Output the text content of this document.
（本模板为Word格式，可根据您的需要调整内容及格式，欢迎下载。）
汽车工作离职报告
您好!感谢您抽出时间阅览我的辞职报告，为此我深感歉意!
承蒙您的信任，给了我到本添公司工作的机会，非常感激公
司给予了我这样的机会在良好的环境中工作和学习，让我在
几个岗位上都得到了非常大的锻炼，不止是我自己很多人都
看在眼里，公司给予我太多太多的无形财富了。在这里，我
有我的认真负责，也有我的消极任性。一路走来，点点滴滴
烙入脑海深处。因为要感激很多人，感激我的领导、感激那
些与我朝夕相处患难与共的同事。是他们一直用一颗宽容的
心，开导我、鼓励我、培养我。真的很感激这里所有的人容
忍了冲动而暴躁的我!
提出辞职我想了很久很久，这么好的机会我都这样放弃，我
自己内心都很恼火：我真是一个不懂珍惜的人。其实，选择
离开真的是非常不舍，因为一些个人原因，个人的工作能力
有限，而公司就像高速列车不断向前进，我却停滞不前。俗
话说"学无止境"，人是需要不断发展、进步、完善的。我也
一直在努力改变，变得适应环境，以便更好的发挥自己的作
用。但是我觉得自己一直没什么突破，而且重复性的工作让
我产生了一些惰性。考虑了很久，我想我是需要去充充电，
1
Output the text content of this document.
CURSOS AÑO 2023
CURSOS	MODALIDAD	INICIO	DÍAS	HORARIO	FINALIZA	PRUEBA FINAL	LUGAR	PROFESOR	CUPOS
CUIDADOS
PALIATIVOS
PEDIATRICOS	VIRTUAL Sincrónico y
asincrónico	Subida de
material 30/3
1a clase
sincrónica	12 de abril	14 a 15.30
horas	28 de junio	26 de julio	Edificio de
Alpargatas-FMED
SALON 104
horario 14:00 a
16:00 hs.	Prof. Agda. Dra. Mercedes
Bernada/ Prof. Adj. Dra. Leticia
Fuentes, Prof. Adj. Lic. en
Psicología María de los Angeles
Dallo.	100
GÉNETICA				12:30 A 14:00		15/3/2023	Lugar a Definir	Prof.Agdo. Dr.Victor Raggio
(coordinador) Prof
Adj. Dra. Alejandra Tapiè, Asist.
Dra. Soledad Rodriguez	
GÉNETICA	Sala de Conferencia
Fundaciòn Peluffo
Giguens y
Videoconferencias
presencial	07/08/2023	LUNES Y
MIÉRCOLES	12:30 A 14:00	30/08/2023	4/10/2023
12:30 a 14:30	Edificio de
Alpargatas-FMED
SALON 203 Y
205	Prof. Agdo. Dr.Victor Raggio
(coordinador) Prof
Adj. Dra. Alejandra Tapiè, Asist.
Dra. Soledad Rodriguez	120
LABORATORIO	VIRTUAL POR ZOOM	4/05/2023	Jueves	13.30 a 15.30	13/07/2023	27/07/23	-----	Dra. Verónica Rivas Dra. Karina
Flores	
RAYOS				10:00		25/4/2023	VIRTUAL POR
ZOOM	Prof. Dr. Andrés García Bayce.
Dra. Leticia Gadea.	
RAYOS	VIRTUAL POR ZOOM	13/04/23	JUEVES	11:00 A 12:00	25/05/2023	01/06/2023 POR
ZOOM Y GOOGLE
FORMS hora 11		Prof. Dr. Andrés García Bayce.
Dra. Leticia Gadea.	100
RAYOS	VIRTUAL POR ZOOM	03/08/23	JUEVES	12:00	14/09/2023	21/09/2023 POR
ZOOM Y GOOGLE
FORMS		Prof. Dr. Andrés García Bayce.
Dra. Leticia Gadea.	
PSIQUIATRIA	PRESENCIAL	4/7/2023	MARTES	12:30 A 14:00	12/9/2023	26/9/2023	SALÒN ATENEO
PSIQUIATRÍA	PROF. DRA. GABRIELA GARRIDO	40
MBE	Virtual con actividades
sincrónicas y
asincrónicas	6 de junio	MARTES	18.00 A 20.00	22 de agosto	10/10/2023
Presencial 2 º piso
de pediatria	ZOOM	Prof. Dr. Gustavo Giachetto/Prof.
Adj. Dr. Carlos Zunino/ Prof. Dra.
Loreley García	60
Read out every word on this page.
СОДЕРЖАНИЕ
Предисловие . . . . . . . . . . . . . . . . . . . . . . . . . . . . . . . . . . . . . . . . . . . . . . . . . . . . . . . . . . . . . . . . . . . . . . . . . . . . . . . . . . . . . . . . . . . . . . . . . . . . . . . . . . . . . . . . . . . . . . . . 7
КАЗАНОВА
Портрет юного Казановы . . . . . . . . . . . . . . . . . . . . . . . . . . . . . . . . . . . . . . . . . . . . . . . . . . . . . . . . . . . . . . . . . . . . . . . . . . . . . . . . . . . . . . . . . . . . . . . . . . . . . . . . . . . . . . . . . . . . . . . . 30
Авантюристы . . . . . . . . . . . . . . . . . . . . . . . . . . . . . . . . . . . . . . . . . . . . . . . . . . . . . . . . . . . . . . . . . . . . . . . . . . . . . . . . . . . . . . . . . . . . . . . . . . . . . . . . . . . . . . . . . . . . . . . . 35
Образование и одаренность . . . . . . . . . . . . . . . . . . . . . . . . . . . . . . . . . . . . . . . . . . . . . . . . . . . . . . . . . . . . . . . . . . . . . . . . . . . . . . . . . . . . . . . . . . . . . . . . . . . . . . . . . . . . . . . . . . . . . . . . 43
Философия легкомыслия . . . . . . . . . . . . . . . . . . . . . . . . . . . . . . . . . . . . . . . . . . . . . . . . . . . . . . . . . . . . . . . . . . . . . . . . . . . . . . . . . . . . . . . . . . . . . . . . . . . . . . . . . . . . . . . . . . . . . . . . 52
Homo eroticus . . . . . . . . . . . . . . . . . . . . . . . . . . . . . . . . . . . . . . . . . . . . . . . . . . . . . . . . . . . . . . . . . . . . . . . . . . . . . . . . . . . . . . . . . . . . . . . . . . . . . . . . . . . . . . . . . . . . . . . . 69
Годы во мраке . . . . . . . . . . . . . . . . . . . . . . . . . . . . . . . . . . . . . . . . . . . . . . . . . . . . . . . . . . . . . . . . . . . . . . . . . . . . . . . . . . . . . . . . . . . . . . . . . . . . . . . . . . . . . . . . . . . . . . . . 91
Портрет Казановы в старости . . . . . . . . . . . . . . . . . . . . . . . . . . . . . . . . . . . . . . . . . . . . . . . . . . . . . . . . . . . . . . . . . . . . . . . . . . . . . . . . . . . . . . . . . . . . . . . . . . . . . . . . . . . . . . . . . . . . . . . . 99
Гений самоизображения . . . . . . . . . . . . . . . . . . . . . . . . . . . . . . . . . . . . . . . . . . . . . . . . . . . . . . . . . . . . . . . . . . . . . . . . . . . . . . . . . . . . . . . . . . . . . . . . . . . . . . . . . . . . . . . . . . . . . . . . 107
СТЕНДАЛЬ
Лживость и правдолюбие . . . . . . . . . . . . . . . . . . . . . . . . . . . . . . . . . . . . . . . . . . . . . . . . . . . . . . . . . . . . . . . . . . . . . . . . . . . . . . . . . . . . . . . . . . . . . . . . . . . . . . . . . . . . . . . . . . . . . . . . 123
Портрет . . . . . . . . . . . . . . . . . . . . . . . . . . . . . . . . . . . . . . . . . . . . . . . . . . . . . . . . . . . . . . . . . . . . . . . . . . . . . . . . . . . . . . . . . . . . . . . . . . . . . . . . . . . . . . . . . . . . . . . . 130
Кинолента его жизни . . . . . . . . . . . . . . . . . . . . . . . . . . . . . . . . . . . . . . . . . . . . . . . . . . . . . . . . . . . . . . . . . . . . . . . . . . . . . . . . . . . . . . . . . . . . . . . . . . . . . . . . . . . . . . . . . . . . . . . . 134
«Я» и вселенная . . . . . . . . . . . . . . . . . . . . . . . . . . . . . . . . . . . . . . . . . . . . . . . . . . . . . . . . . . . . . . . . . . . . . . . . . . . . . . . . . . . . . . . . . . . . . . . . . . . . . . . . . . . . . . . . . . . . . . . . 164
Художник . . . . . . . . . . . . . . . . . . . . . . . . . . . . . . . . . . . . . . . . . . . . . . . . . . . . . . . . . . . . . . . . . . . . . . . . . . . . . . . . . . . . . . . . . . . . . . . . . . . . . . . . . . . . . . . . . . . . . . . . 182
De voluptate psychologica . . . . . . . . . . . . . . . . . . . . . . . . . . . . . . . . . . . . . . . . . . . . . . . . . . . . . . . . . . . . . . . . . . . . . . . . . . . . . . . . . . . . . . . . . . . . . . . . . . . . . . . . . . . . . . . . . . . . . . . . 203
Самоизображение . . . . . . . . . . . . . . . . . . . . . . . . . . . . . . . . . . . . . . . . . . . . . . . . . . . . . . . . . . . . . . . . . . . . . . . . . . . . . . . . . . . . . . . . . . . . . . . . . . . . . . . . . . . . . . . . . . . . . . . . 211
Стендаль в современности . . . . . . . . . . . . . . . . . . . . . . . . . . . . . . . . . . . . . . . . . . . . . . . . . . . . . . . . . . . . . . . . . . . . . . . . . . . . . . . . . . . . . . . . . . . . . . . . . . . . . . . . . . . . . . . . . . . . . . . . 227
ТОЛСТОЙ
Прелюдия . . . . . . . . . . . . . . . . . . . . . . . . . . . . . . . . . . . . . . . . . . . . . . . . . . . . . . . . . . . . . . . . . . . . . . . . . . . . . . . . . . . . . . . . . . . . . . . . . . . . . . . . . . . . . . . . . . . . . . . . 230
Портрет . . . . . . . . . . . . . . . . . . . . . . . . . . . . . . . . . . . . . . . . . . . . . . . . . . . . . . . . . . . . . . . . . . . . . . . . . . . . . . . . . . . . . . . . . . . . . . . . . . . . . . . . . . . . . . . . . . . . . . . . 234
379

> _GOAL_: Determine the number of lines containing "Victor". Write only that number.

> _CORRECT RESPONSE_: 2